## TASKS TO PERFORM
(1) In the Python file-access section, which package does the text recommend for navigating the filesystem and creating files?
(2) Write out the part of the Python file-access section starting at "## 4 Accessing" and ending at "deal with this.", word for word.

## DOCUMENT SECTION
## 4 Accessing files and OS-functionality in python

Navigating the file system and loading, reading and writing to and from files is an important aspect of working with data. That's why we will take a closer look at some of the functionalities provided by python to deal with this.

### Accessing the OS-specific file system
Whenever you want to access directories, navigate around the filesystem or create files it is usually a good idea to use the "os" package which comes with python by default. You just need to import it like this:

In [None]:
import os

Get current working directory:

In [None]:
print(f"os.cwd(): {os.getcwd()}")

Different operation systems usually address folders and files differently. While you use "\\" in Windows to separate different folder levels (e.g. "C:\Windows\system32"), POSIX systems like Linux and macOS use "/". These separators can lead to compatibility issues when being hardcoded. Luckily the os package offers solutions to this:

In [None]:
print(f"Seperator used in your current OS: {os.sep}")

l = ["Path","to","folder"]
print(f"os.sep.join(): {os.sep.join(l)}")

path_win = "C:\Windows\system32"
path_posix = "/home/myprofile/testdata"

## GIVEN INFORMATION

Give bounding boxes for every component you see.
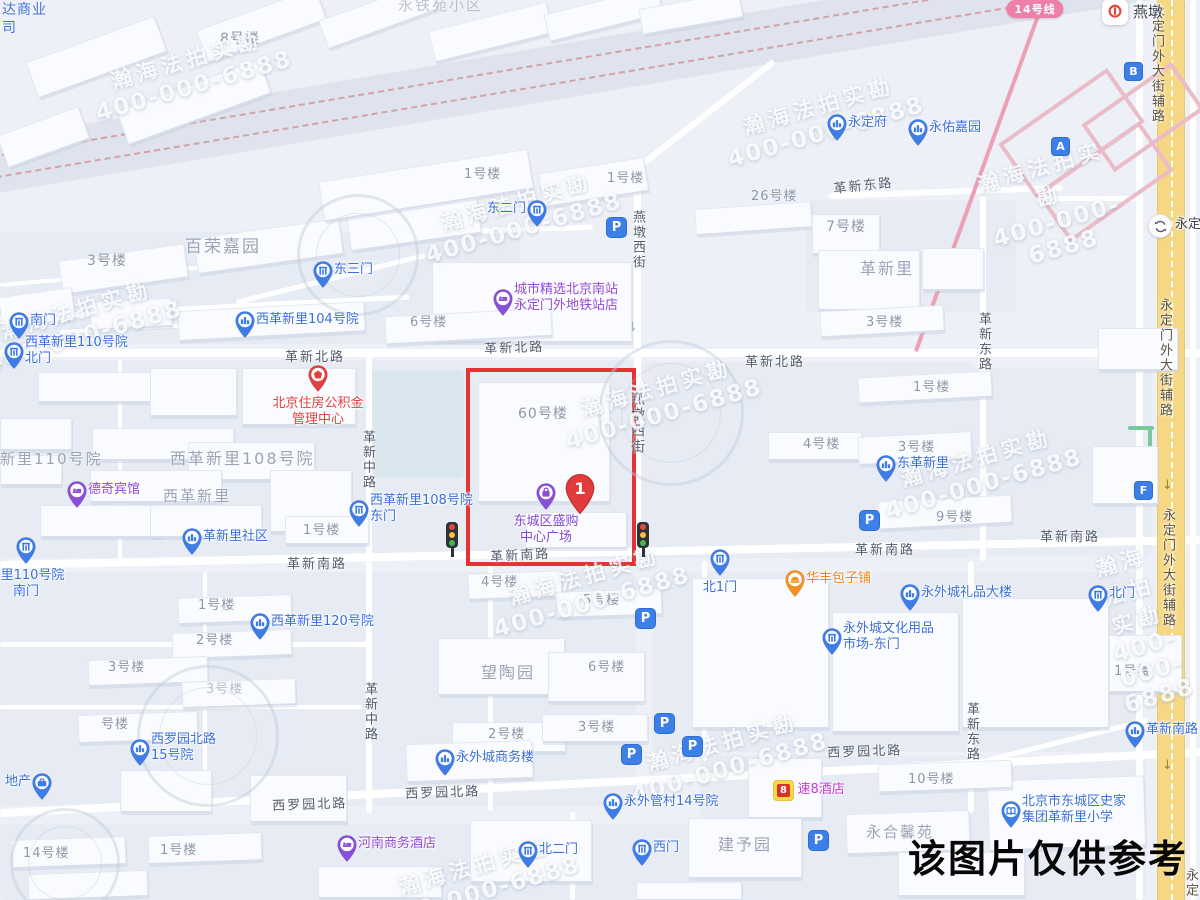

## ANSWERS FOR THE TASKS
(1) The "os" package, which comes with Python by default.

(2)
## 4 Accessing files and OS-functionality in python

Navigating the file system and loading, reading and writing to and from files is an important aspect of working with data. That's why we will take a closer look at some of the functionalities provided by python to deal with this.